:: YOUR TASK ::
Will you transcribe the entries that follow, exactly and in full?

:: DATA LINES ::

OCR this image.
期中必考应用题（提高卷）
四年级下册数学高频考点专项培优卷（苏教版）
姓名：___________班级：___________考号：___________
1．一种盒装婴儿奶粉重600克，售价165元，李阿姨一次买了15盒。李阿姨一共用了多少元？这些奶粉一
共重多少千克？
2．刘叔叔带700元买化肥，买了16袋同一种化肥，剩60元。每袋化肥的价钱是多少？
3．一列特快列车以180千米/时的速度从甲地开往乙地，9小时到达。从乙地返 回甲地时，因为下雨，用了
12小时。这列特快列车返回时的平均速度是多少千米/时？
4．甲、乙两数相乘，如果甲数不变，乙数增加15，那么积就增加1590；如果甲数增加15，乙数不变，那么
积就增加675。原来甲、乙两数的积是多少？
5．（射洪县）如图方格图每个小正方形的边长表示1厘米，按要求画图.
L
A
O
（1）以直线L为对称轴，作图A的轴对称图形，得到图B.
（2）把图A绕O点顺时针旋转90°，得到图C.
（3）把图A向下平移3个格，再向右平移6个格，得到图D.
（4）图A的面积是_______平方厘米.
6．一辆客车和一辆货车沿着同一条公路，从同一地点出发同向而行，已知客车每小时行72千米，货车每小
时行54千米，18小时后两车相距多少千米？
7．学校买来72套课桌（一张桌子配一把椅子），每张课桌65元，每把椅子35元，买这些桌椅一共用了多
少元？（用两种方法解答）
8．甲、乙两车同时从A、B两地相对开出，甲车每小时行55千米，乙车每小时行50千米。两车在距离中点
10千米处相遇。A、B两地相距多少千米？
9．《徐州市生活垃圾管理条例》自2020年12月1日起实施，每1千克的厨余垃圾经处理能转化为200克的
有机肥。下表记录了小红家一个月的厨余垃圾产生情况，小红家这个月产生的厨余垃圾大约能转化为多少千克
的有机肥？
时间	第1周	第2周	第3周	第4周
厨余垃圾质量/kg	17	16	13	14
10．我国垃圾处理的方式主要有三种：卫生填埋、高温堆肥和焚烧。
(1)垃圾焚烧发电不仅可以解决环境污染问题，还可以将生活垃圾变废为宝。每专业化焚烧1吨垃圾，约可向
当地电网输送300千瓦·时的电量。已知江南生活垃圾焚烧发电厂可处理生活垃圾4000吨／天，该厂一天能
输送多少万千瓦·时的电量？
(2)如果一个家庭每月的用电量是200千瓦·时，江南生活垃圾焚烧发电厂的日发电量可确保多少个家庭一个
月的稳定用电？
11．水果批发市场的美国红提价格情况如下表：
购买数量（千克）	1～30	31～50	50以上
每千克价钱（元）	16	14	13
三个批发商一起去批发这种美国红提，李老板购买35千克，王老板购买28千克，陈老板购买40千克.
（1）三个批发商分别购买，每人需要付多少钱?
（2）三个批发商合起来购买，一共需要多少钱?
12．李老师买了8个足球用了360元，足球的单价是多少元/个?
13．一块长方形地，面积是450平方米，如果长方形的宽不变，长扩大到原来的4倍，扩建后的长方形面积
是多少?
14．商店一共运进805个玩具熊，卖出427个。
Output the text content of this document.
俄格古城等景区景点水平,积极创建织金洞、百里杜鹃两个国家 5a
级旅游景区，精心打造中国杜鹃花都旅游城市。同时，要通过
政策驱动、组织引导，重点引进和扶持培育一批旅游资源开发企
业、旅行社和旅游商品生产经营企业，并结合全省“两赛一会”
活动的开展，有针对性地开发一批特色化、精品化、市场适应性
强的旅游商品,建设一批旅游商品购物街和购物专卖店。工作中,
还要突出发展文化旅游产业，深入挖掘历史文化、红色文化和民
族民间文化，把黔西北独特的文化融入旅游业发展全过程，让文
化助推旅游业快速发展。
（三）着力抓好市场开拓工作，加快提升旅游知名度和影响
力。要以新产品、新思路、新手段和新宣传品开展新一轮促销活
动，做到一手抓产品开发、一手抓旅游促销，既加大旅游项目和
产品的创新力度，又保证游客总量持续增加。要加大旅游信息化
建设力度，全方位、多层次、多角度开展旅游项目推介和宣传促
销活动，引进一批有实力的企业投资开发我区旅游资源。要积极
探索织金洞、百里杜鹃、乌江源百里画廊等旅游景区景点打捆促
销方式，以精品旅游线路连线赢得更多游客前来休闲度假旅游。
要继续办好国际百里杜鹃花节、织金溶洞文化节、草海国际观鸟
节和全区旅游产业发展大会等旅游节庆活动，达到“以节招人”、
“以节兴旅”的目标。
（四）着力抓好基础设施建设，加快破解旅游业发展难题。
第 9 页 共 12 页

:: OUTPUT OF THE EXERCISE ::
OCR this image.
期中必考应用题（提高卷）
四年级下册数学高频考点专项培优卷（苏教版）
姓名：___________班级：___________考号：___________
1．一种盒装婴儿奶粉重600克，售价165元，李阿姨一次买了15盒。李阿姨一共用了多少元？这些奶粉一
共重多少千克？
2．刘叔叔带700元买化肥，买了16袋同一种化肥，剩60元。每袋化肥的价钱是多少？
3．一列特快列车以180千米/时的速度从甲地开往乙地，9小时到达。从乙地返 回甲地时，因为下雨，用了
12小时。这列特快列车返回时的平均速度是多少千米/时？
4．甲、乙两数相乘，如果甲数不变，乙数增加15，那么积就增加1590；如果甲数增加15，乙数不变，那么
积就增加675。原来甲、乙两数的积是多少？
5．（射洪县）如图方格图每个小正方形的边长表示1厘米，按要求画图.
L
A
O
（1）以直线L为对称轴，作图A的轴对称图形，得到图B.
（2）把图A绕O点顺时针旋转90°，得到图C.
（3）把图A向下平移3个格，再向右平移6个格，得到图D.
（4）图A的面积是_______平方厘米.
6．一辆客车和一辆货车沿着同一条公路，从同一地点出发同向而行，已知客车每小时行72千米，货车每小
时行54千米，18小时后两车相距多少千米？
7．学校买来72套课桌（一张桌子配一把椅子），每张课桌65元，每把椅子35元，买这些桌椅一共用了多
少元？（用两种方法解答）
8．甲、乙两车同时从A、B两地相对开出，甲车每小时行55千米，乙车每小时行50千米。两车在距离中点
10千米处相遇。A、B两地相距多少千米？
9．《徐州市生活垃圾管理条例》自2020年12月1日起实施，每1千克的厨余垃圾经处理能转化为200克的
有机肥。下表记录了小红家一个月的厨余垃圾产生情况，小红家这个月产生的厨余垃圾大约能转化为多少千克
的有机肥？
时间	第1周	第2周	第3周	第4周
厨余垃圾质量/kg	17	16	13	14
10．我国垃圾处理的方式主要有三种：卫生填埋、高温堆肥和焚烧。
(1)垃圾焚烧发电不仅可以解决环境污染问题，还可以将生活垃圾变废为宝。每专业化焚烧1吨垃圾，约可向
当地电网输送300千瓦·时的电量。已知江南生活垃圾焚烧发电厂可处理生活垃圾4000吨／天，该厂一天能
输送多少万千瓦·时的电量？
(2)如果一个家庭每月的用电量是200千瓦·时，江南生活垃圾焚烧发电厂的日发电量可确保多少个家庭一个
月的稳定用电？
11．水果批发市场的美国红提价格情况如下表：
购买数量（千克）	1～30	31～50	50以上
每千克价钱（元）	16	14	13
三个批发商一起去批发这种美国红提，李老板购买35千克，王老板购买28千克，陈老板购买40千克.
（1）三个批发商分别购买，每人需要付多少钱?
（2）三个批发商合起来购买，一共需要多少钱?
12．李老师买了8个足球用了360元，足球的单价是多少元/个?
13．一块长方形地，面积是450平方米，如果长方形的宽不变，长扩大到原来的4倍，扩建后的长方形面积
是多少?
14．商店一共运进805个玩具熊，卖出427个。
Output the text content of this document.
俄格古城等景区景点水平,积极创建织金洞、百里杜鹃两个国家 5a
级旅游景区，精心打造中国杜鹃花都旅游城市。同时，要通过
政策驱动、组织引导，重点引进和扶持培育一批旅游资源开发企
业、旅行社和旅游商品生产经营企业，并结合全省“两赛一会”
活动的开展，有针对性地开发一批特色化、精品化、市场适应性
强的旅游商品,建设一批旅游商品购物街和购物专卖店。工作中,
还要突出发展文化旅游产业，深入挖掘历史文化、红色文化和民
族民间文化，把黔西北独特的文化融入旅游业发展全过程，让文
化助推旅游业快速发展。
（三）着力抓好市场开拓工作，加快提升旅游知名度和影响
力。要以新产品、新思路、新手段和新宣传品开展新一轮促销活
动，做到一手抓产品开发、一手抓旅游促销，既加大旅游项目和
产品的创新力度，又保证游客总量持续增加。要加大旅游信息化
建设力度，全方位、多层次、多角度开展旅游项目推介和宣传促
销活动，引进一批有实力的企业投资开发我区旅游资源。要积极
探索织金洞、百里杜鹃、乌江源百里画廊等旅游景区景点打捆促
销方式，以精品旅游线路连线赢得更多游客前来休闲度假旅游。
要继续办好国际百里杜鹃花节、织金溶洞文化节、草海国际观鸟
节和全区旅游产业发展大会等旅游节庆活动，达到“以节招人”、
“以节兴旅”的目标。
（四）着力抓好基础设施建设，加快破解旅游业发展难题。
第 9 页 共 12 页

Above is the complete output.